* **Task statement**: Reproduce all lines of the listing below in which the word "your" occurs.

═══ Supplied material ═══

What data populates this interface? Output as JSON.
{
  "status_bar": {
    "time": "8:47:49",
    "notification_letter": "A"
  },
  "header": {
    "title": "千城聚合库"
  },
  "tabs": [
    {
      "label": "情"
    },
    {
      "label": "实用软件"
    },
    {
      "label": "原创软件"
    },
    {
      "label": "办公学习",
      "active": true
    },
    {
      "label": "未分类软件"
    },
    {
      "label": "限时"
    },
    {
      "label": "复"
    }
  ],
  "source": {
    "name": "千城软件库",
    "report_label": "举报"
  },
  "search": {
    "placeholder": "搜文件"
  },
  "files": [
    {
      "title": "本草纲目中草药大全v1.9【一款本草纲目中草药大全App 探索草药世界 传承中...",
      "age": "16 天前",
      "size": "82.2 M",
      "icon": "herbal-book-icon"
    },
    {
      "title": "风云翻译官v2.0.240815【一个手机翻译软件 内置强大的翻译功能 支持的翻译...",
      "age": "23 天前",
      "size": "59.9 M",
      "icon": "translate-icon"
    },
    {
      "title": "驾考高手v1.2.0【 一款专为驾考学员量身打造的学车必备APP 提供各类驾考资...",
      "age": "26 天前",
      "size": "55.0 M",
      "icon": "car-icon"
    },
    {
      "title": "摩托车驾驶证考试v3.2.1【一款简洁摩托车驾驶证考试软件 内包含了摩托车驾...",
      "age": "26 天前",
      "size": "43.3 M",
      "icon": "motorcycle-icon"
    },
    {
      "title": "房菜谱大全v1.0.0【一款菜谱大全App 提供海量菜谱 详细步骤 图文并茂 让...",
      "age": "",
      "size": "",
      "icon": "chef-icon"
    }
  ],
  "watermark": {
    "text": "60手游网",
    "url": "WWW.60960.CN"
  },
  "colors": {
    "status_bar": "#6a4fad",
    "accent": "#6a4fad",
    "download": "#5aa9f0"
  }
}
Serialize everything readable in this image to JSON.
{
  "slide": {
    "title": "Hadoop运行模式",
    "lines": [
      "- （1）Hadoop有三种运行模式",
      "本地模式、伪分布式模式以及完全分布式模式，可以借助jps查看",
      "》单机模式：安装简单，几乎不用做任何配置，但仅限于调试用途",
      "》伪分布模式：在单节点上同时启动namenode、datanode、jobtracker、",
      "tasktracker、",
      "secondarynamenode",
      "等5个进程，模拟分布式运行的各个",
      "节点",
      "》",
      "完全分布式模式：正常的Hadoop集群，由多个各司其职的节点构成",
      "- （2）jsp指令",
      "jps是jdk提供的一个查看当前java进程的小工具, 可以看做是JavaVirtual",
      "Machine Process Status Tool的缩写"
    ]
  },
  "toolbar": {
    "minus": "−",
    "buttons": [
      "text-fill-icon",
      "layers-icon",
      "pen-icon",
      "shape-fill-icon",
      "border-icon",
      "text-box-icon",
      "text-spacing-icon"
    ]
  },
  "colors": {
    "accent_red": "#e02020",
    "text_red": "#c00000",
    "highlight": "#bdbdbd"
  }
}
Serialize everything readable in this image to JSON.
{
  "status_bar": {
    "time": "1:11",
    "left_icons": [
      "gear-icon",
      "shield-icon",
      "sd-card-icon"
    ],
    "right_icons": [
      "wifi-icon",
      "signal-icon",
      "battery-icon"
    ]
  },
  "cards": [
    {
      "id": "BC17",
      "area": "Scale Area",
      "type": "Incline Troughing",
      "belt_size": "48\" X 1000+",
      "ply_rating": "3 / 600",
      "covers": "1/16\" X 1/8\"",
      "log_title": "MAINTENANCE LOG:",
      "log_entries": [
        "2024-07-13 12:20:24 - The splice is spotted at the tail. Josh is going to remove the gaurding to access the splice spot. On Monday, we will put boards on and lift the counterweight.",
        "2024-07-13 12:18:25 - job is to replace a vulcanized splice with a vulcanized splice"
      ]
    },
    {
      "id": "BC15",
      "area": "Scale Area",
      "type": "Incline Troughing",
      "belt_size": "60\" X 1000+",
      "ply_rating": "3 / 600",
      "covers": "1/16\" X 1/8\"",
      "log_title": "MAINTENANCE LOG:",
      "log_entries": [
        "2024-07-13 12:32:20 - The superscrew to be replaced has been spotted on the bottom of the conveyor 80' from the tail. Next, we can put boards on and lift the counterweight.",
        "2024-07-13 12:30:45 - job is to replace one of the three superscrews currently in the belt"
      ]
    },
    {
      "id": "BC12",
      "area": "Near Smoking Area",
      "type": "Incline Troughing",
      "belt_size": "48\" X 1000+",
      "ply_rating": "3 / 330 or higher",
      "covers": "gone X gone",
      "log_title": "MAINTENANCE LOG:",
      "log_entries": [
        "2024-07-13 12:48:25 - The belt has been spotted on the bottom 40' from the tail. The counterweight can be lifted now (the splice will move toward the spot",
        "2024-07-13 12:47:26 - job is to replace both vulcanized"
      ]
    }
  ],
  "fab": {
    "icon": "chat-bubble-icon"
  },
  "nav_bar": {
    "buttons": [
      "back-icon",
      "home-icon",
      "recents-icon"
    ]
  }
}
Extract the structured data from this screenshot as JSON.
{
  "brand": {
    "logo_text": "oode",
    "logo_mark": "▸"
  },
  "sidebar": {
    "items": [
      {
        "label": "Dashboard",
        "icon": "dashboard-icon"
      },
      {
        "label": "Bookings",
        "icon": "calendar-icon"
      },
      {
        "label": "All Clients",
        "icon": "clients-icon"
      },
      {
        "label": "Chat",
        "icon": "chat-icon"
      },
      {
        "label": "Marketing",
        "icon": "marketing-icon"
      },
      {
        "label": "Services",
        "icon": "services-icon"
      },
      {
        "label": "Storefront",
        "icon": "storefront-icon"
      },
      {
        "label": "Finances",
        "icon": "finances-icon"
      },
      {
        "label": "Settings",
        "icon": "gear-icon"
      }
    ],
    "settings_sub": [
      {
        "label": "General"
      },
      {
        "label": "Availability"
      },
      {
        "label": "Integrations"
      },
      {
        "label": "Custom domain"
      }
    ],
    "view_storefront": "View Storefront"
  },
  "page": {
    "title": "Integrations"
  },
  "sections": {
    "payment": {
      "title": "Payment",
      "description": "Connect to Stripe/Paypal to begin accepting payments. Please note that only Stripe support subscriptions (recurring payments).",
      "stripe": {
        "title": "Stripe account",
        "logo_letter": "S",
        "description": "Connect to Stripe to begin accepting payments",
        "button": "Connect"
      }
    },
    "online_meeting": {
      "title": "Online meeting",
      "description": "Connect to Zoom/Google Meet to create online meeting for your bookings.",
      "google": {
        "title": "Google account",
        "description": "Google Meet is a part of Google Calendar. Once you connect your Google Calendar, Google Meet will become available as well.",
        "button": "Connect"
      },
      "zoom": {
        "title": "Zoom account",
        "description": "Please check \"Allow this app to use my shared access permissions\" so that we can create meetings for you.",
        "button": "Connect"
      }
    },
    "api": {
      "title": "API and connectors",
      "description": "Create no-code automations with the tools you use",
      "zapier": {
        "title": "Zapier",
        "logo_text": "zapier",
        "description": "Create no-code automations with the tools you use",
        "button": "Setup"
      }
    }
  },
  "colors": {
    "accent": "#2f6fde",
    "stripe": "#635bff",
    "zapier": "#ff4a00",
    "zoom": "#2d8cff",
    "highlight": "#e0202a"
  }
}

═══

* **The response**:
      "description": "Connect to Zoom/Google Meet to create online meeting for your bookings.",
        "description": "Google Meet is a part of Google Calendar. Once you connect your Google Calendar, Google Meet will become available as well.",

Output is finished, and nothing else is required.